**RECORD EXCERPTS:**
** Begin **

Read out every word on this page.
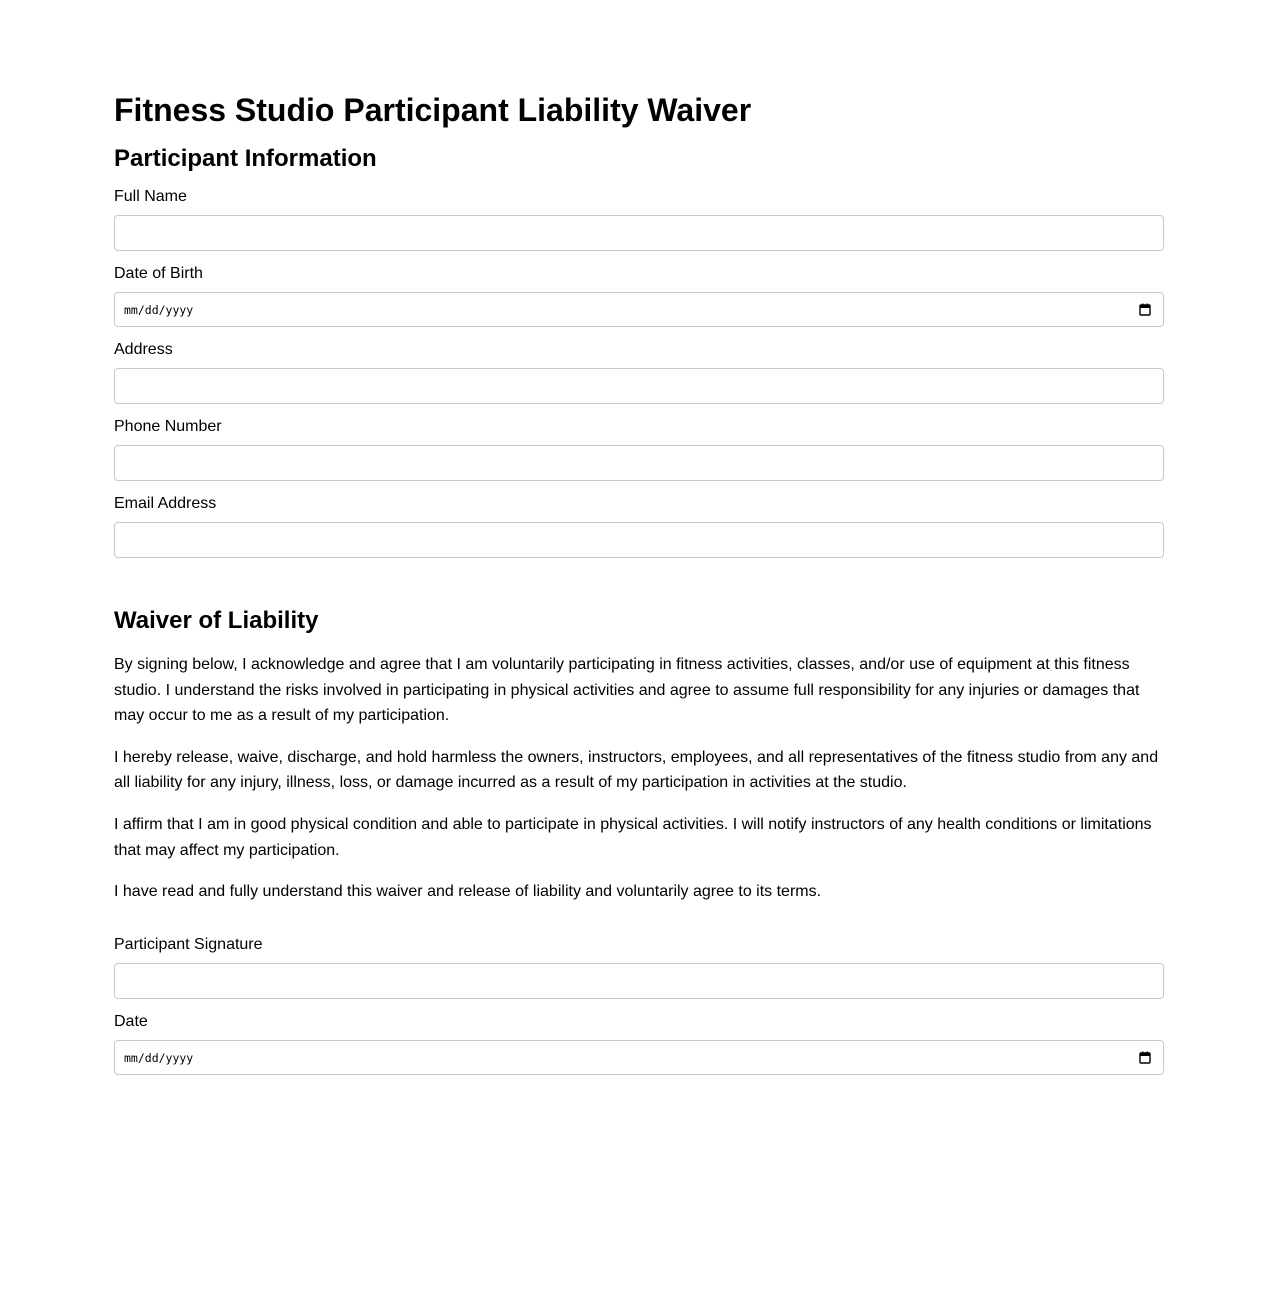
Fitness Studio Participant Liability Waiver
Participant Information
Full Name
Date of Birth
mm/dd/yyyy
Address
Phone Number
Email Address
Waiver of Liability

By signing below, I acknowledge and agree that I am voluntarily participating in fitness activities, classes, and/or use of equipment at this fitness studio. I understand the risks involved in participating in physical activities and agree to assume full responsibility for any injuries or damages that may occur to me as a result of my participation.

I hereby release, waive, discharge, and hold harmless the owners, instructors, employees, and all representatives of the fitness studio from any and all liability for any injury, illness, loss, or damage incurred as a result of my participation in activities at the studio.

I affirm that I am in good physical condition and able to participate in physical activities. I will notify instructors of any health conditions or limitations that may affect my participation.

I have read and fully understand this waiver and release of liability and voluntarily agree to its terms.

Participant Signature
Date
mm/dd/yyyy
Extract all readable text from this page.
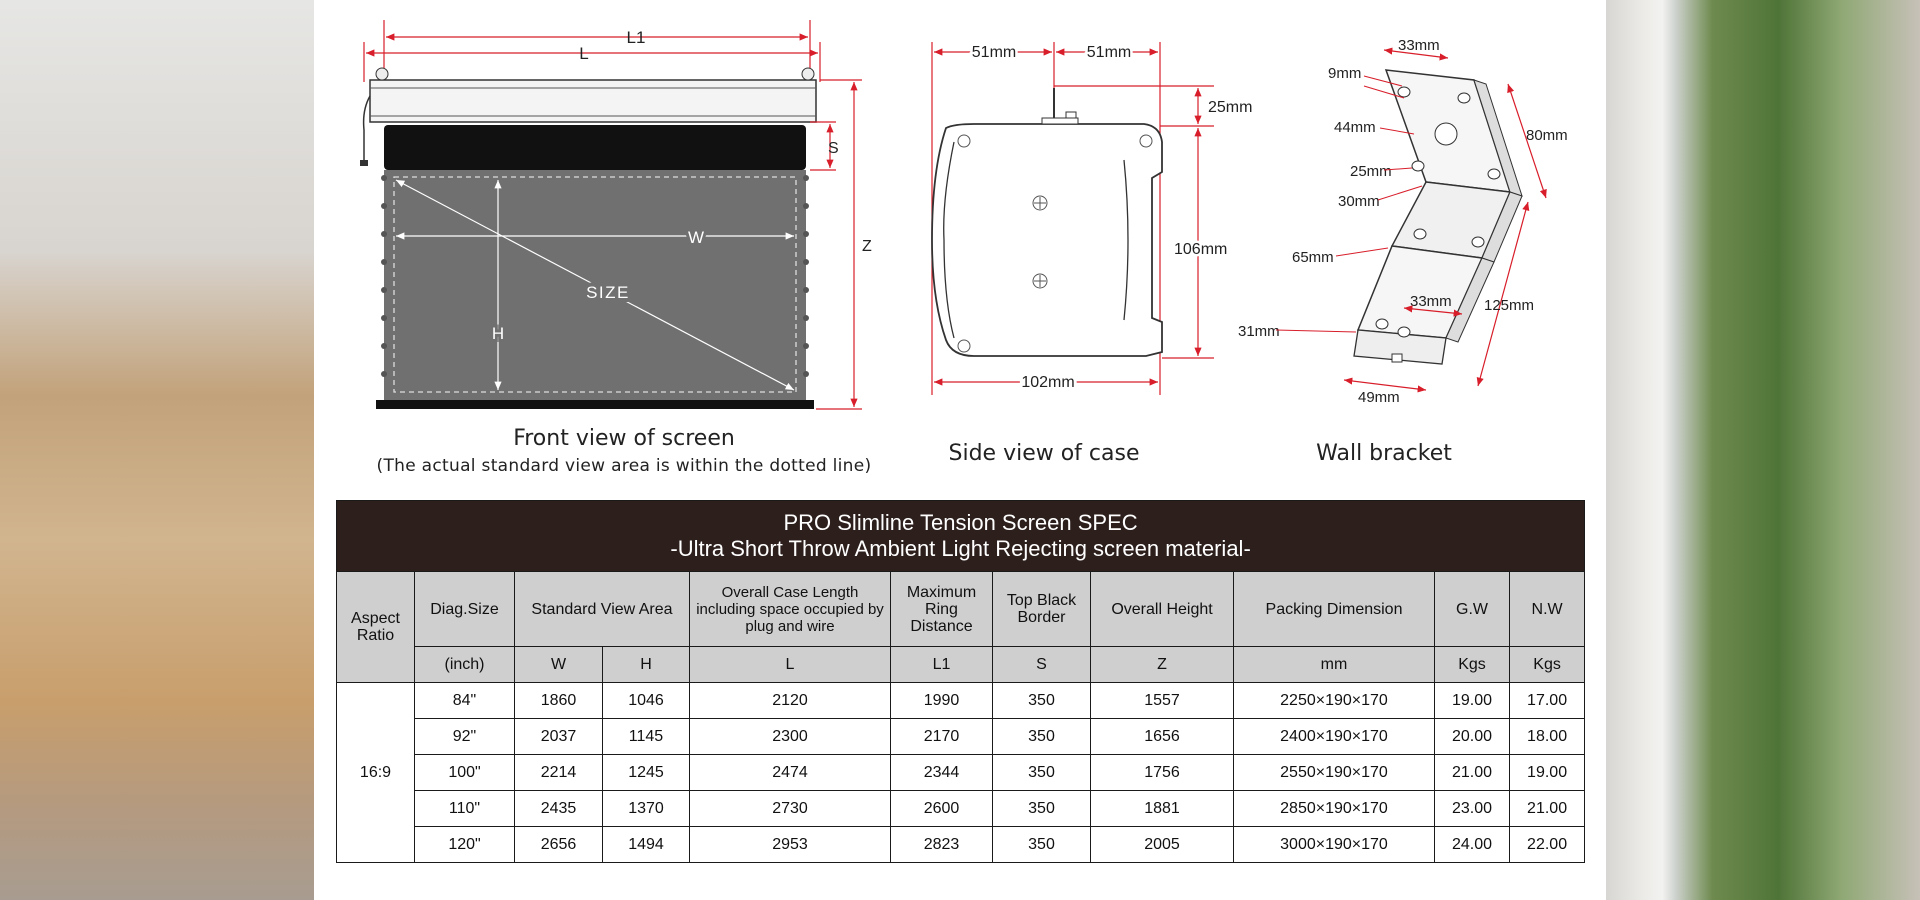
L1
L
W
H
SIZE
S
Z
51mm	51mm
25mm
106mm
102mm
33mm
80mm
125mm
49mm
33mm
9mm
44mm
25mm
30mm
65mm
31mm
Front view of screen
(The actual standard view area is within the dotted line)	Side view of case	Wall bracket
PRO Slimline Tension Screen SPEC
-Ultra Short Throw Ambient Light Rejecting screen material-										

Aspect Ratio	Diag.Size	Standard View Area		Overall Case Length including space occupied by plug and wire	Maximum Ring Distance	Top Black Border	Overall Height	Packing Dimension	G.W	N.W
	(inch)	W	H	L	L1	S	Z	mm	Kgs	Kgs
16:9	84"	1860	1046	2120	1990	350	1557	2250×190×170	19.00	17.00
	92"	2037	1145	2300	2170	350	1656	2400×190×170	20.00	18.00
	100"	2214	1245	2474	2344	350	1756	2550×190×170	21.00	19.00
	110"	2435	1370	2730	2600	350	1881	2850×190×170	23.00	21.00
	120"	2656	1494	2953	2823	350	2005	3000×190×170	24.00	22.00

** End **
** Begin **

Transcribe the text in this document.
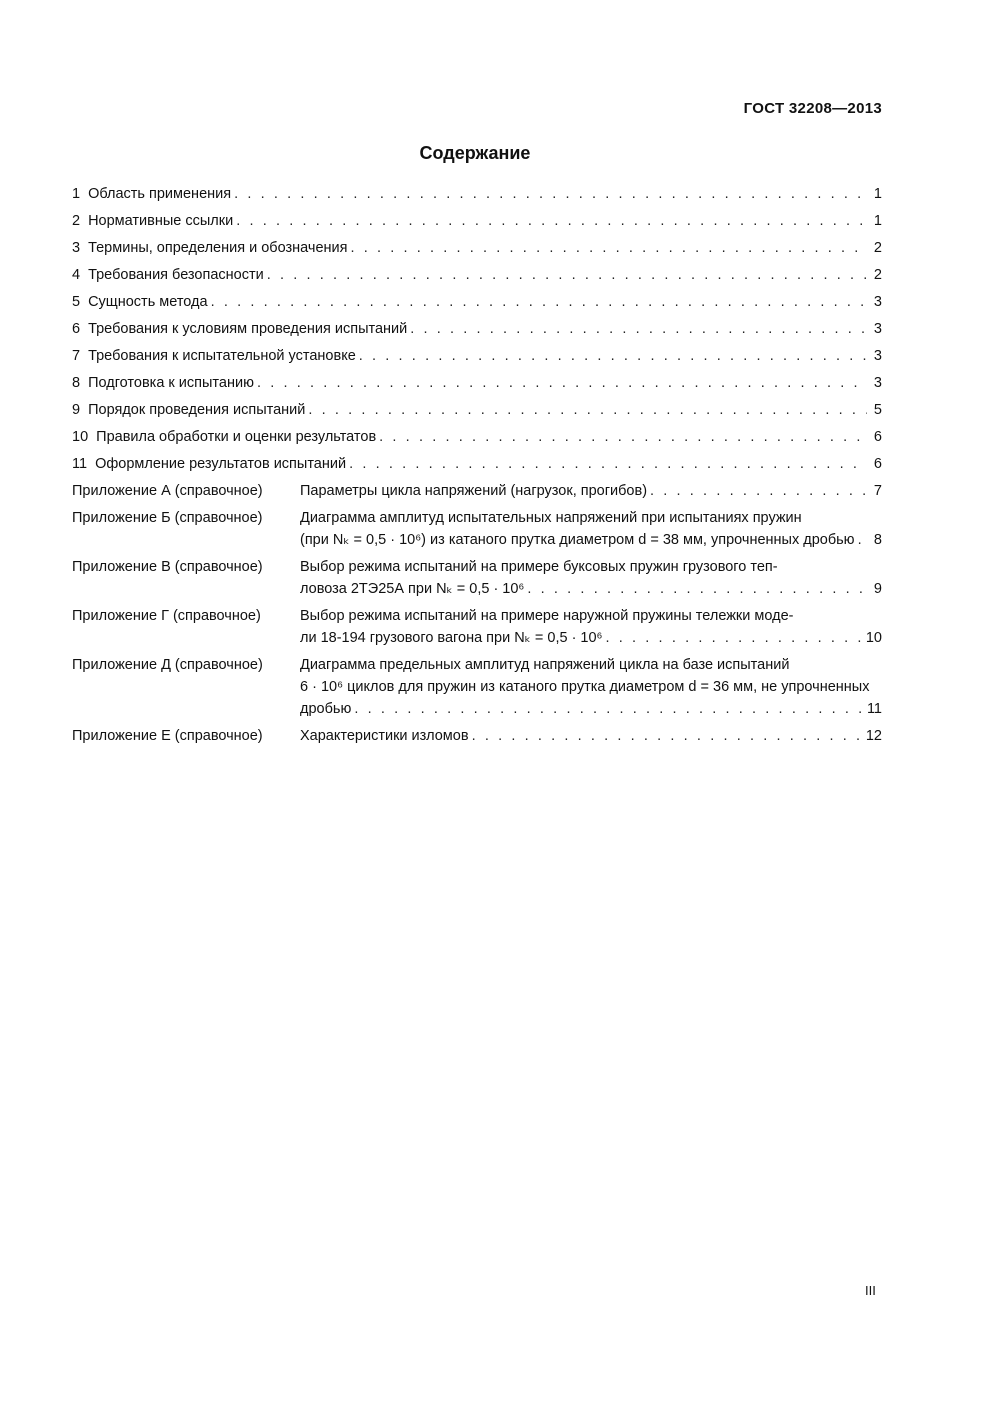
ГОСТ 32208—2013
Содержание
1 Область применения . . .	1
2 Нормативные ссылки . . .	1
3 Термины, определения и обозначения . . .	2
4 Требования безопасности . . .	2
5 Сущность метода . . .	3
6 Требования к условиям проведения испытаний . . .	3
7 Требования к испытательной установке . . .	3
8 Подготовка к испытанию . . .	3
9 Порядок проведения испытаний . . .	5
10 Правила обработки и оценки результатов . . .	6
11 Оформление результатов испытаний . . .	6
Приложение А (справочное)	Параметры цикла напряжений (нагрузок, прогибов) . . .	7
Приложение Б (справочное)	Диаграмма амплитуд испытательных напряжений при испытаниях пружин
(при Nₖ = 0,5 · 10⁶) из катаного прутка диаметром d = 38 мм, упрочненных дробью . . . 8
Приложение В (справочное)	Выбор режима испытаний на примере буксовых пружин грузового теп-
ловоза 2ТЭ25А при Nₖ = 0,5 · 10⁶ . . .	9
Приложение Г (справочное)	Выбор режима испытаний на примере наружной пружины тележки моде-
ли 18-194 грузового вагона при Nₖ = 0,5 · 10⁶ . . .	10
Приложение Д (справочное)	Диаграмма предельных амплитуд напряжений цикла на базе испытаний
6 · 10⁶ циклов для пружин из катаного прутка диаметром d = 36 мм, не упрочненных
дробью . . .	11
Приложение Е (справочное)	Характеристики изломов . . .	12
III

** End **
** Begin **

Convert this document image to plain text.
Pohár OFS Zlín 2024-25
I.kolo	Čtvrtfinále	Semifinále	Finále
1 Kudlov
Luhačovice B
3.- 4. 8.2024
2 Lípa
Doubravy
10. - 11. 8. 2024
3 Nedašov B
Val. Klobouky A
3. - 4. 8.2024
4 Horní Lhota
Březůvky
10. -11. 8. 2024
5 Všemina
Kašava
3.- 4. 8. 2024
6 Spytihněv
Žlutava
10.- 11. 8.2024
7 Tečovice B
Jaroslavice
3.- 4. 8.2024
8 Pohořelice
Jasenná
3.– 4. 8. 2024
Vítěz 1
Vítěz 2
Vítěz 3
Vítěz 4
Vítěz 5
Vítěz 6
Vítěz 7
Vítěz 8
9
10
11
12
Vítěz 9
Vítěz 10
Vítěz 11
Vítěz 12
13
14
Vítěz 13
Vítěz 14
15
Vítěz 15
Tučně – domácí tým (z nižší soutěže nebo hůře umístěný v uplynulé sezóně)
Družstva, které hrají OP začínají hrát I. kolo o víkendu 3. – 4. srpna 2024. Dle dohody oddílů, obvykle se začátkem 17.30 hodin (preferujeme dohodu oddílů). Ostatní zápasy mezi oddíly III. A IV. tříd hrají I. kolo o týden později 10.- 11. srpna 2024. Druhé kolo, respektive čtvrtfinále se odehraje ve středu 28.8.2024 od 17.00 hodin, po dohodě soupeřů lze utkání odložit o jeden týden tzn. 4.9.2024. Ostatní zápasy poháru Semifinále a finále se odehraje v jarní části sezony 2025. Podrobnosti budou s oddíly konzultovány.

** End **

**WHAT YOU ARE ASKED TO DO:** From the material above, copy each line that includes the word "Выбор".

**TASK ANSWER:**
Приложение В (справочное)	Выбор режима испытаний на примере буксовых пружин грузового теп-
Приложение Г (справочное)	Выбор режима испытаний на примере наружной пружины тележки моде-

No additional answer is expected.